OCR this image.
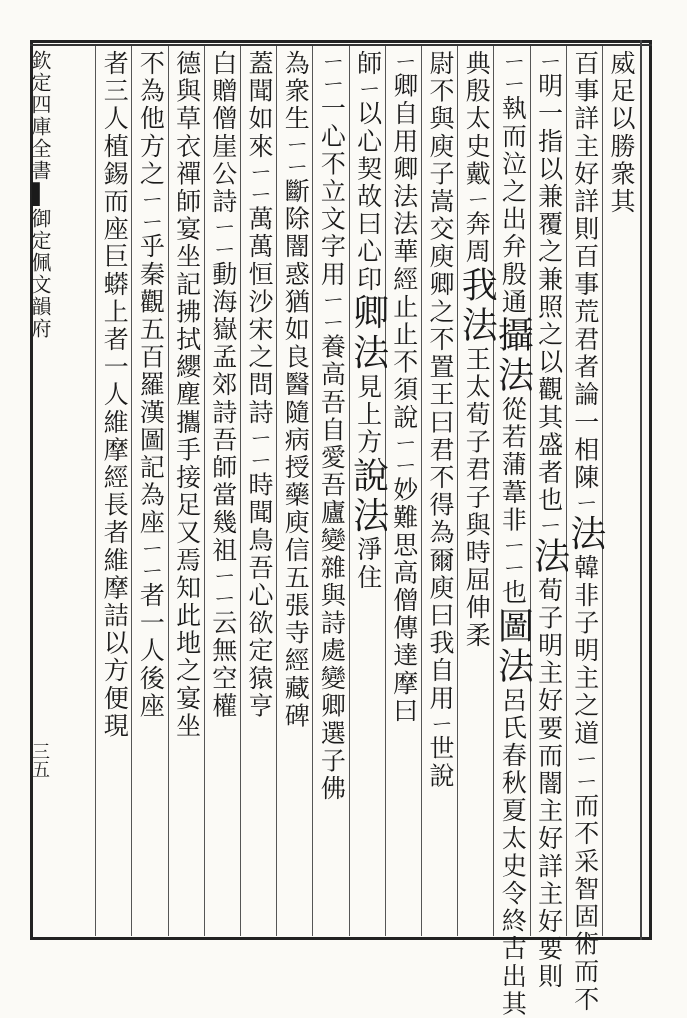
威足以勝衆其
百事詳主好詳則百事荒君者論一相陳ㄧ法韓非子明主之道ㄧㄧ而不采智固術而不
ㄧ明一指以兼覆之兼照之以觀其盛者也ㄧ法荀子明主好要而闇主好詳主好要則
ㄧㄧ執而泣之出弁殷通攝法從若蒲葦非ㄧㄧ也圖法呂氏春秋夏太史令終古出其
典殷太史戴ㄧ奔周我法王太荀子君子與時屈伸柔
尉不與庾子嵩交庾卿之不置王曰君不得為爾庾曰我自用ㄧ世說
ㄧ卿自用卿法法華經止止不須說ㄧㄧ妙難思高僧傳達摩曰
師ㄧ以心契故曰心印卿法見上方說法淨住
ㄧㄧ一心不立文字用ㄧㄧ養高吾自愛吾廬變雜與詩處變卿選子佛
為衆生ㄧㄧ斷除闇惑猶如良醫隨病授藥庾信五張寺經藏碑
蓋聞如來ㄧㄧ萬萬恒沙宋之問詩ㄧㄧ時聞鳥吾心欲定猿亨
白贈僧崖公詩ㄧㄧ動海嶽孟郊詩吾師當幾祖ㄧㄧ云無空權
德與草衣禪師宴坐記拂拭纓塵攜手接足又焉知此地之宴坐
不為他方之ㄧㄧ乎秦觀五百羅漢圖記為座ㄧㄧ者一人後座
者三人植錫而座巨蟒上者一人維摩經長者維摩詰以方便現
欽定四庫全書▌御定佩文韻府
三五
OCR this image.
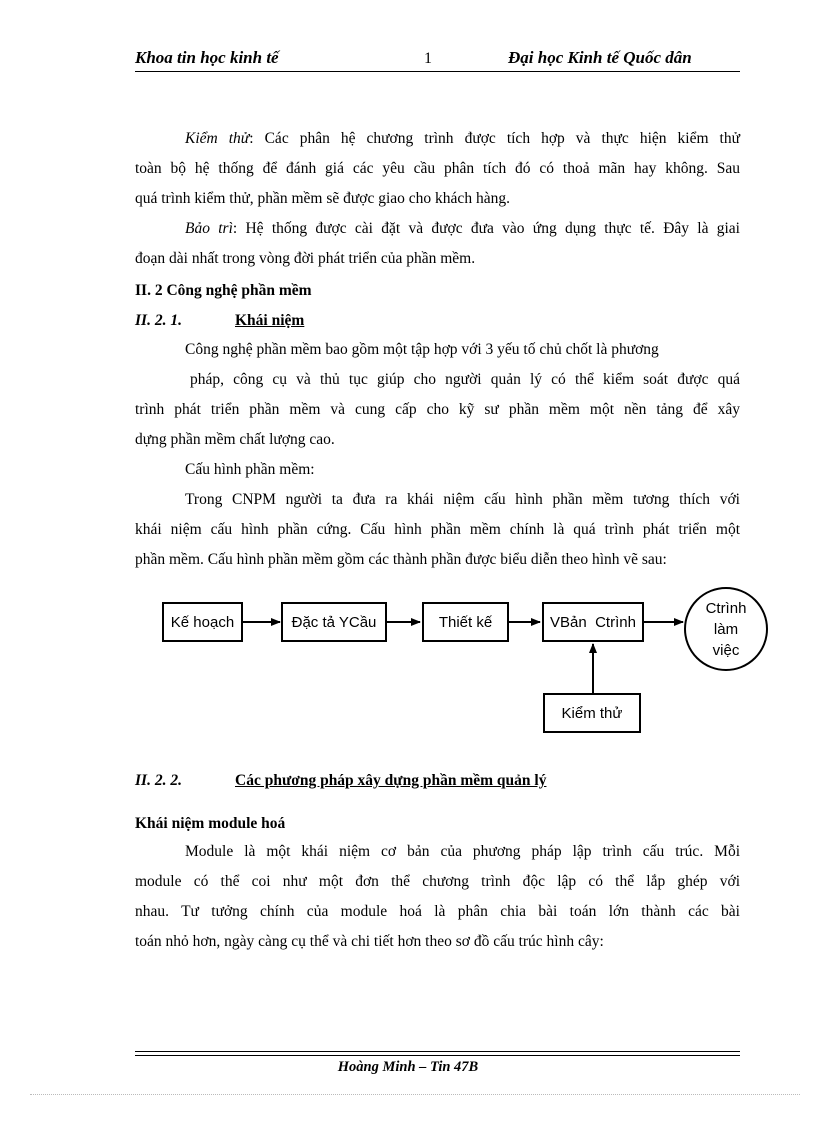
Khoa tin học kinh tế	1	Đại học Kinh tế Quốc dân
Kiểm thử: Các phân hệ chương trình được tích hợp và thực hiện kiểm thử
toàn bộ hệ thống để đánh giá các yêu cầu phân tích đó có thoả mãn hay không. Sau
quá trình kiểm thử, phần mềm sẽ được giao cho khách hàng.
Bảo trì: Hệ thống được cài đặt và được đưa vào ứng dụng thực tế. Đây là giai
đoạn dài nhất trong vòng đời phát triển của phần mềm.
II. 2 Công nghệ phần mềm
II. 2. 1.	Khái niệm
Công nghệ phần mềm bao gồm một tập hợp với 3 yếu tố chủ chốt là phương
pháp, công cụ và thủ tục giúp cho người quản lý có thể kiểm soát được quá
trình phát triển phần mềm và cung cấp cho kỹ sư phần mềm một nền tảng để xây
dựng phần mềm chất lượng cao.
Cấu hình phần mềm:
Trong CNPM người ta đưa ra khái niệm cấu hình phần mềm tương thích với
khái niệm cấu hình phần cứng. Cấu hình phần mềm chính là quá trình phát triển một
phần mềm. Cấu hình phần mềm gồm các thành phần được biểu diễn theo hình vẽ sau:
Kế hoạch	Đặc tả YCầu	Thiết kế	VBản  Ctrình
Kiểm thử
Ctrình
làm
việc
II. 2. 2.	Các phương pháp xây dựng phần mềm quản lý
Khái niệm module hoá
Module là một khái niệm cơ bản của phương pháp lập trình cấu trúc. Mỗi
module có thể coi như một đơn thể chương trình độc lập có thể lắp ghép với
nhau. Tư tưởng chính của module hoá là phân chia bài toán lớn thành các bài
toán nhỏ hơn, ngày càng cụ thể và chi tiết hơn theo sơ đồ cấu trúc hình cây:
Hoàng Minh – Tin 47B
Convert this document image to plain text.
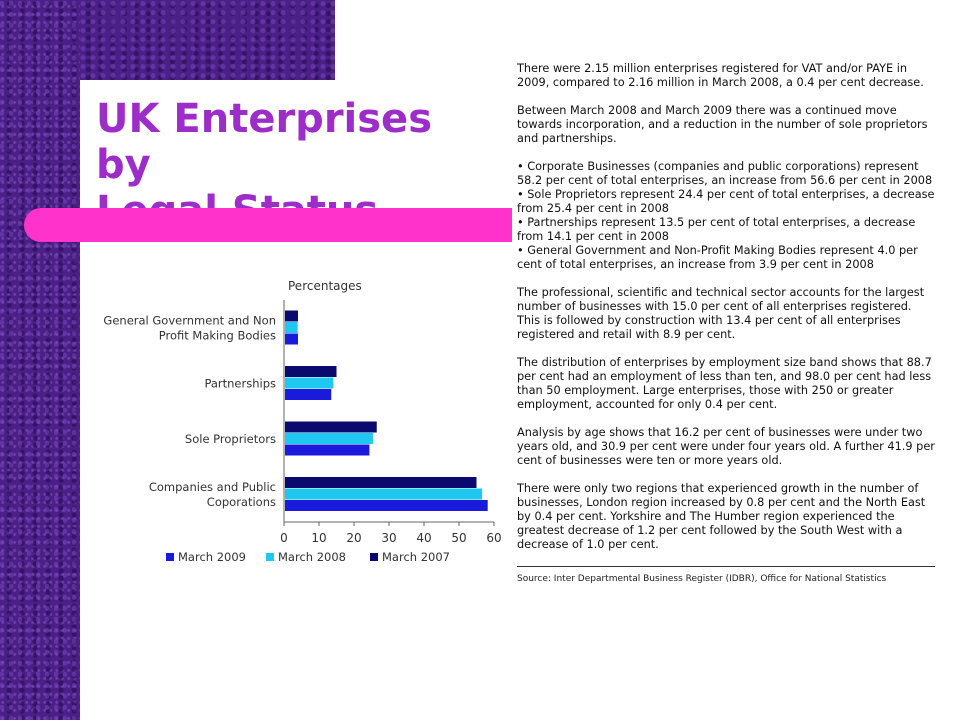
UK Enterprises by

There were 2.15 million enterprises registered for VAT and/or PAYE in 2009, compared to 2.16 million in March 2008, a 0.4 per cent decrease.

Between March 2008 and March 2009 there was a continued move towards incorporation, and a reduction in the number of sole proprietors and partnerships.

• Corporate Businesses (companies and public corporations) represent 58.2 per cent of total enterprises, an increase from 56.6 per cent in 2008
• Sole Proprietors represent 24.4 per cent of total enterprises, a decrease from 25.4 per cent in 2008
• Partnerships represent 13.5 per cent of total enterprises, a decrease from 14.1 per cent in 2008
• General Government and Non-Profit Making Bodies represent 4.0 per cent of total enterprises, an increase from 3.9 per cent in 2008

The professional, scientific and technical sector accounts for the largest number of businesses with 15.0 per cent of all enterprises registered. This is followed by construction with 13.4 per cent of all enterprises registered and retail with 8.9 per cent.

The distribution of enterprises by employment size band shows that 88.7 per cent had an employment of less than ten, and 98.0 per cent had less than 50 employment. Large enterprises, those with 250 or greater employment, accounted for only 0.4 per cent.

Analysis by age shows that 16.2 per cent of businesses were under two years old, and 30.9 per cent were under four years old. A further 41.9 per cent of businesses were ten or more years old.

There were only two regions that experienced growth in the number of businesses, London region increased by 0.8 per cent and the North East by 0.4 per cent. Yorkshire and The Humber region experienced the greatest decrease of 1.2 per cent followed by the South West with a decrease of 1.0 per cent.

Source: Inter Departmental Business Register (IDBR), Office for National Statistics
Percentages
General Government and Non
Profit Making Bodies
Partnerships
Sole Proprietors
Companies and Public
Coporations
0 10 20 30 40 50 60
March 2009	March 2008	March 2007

────────────────────

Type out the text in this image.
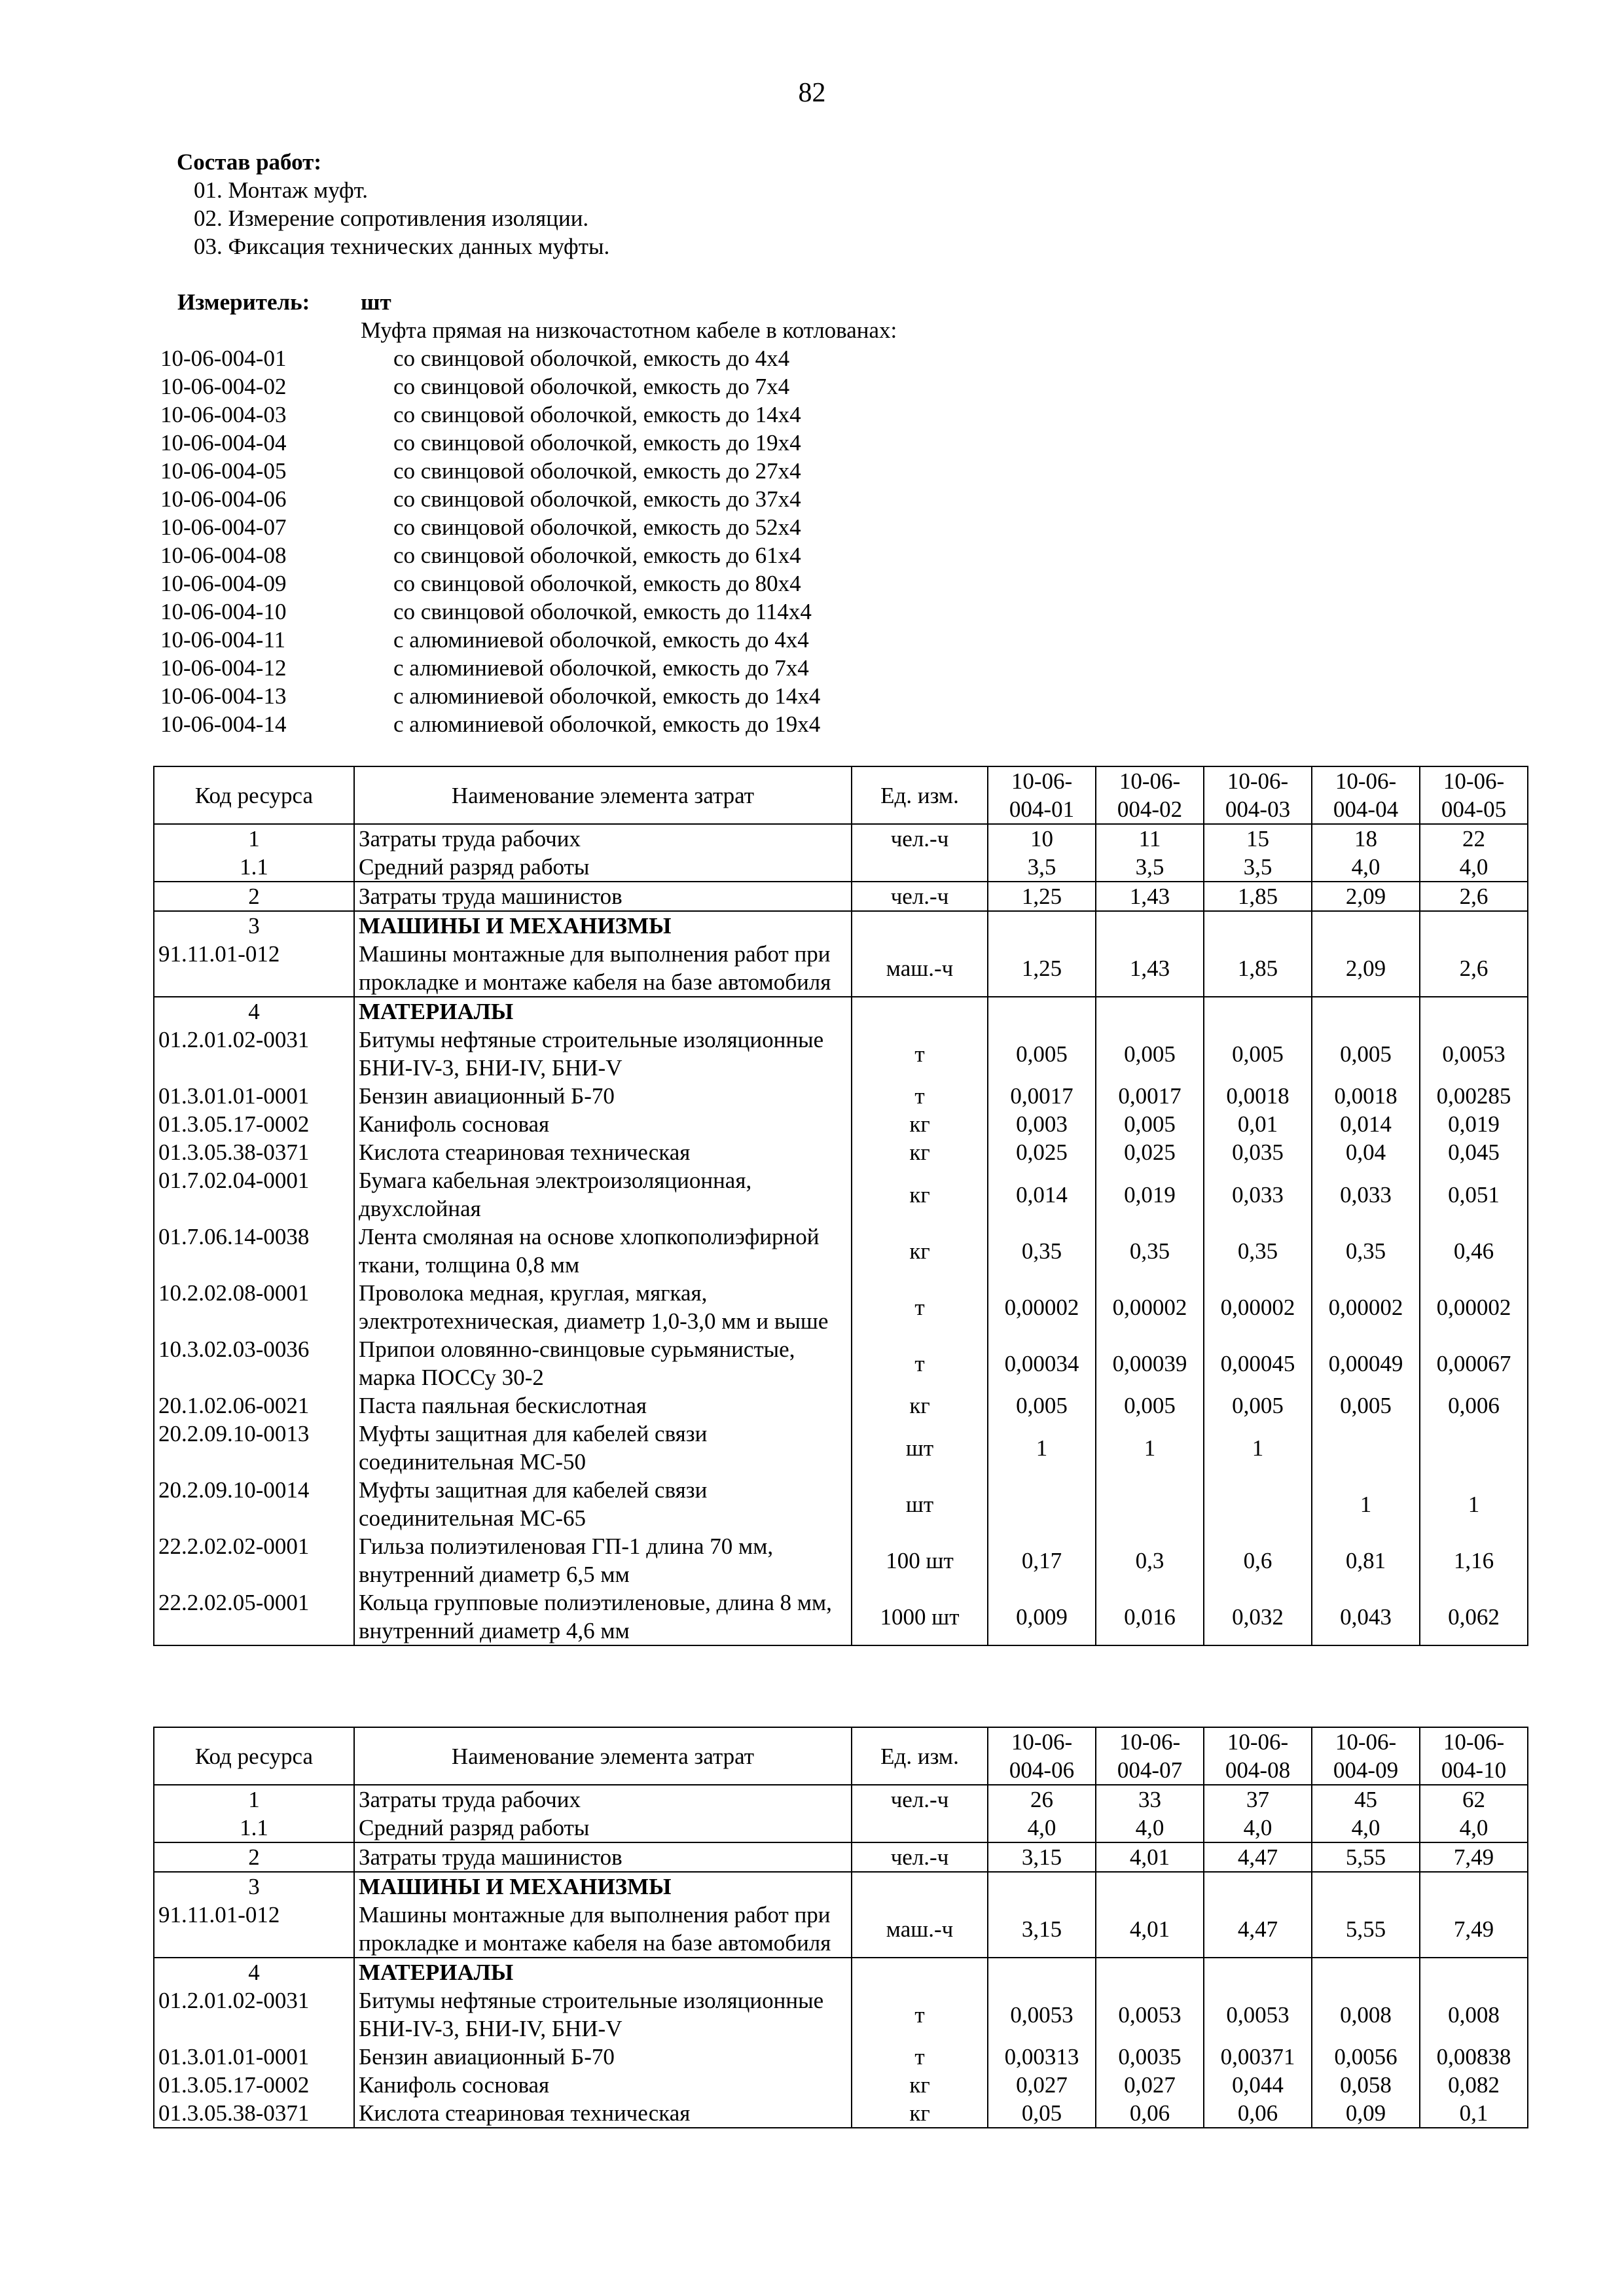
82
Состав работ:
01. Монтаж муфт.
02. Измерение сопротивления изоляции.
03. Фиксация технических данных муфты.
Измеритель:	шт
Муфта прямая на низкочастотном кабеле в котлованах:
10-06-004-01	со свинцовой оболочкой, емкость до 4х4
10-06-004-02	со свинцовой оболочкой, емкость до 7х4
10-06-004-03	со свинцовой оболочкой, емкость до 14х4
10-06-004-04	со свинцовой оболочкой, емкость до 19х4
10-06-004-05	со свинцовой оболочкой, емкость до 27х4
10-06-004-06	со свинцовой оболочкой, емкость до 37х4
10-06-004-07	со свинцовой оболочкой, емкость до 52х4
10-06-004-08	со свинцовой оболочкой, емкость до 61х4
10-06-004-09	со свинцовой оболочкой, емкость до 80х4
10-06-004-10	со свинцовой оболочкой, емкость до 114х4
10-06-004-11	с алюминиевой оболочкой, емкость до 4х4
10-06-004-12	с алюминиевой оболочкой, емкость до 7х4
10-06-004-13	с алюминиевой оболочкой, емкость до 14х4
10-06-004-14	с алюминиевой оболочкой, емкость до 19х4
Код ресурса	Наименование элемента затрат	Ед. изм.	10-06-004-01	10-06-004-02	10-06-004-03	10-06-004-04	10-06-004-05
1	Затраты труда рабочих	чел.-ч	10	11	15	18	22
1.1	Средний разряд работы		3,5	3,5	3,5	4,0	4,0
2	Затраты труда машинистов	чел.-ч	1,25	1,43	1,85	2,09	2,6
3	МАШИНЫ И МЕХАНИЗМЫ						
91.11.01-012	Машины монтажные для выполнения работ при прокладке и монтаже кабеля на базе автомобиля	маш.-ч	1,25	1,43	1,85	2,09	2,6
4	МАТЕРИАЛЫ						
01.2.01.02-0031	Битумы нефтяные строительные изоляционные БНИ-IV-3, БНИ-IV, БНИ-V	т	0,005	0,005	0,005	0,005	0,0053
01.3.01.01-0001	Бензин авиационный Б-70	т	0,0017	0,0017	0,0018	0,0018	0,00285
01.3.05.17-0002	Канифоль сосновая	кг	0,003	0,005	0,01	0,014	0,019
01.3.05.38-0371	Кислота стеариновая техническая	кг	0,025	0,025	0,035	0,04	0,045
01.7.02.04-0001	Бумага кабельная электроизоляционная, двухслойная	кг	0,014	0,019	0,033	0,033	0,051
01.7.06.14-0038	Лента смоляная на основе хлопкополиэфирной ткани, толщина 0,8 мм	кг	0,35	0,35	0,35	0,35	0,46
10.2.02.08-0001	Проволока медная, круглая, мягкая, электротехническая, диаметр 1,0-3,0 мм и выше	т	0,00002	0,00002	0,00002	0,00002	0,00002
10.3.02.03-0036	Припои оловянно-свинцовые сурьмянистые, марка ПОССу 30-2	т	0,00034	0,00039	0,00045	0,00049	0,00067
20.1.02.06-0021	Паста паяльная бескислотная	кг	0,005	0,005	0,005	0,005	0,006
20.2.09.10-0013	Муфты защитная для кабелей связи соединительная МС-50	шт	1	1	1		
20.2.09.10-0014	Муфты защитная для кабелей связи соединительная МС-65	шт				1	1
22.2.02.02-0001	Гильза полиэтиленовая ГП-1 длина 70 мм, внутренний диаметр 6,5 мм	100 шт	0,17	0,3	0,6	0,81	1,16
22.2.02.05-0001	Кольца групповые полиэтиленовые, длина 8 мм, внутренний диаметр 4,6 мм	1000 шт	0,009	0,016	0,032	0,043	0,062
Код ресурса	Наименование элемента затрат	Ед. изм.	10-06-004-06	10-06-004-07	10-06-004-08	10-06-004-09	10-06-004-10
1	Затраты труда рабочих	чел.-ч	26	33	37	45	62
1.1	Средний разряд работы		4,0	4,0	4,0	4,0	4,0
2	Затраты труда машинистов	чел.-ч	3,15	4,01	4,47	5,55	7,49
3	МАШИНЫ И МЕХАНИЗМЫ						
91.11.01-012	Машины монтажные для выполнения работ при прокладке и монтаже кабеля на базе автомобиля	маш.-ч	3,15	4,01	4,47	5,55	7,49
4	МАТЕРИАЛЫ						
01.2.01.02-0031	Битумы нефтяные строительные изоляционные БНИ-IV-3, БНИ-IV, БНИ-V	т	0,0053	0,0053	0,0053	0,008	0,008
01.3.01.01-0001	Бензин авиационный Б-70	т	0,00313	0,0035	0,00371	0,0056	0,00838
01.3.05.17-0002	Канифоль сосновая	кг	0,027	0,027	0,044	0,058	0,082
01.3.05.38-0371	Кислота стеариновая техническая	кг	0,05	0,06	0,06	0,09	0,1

────────────────────

* [THE EXERCISE]: Write out every line from the entries where "thực" appears.

* [TASK ANSWER]:
Kiểm thử: Các phân hệ chương trình được tích hợp và thực hiện kiểm thử
Bảo trì: Hệ thống được cài đặt và được đưa vào ứng dụng thực tế. Đây là giai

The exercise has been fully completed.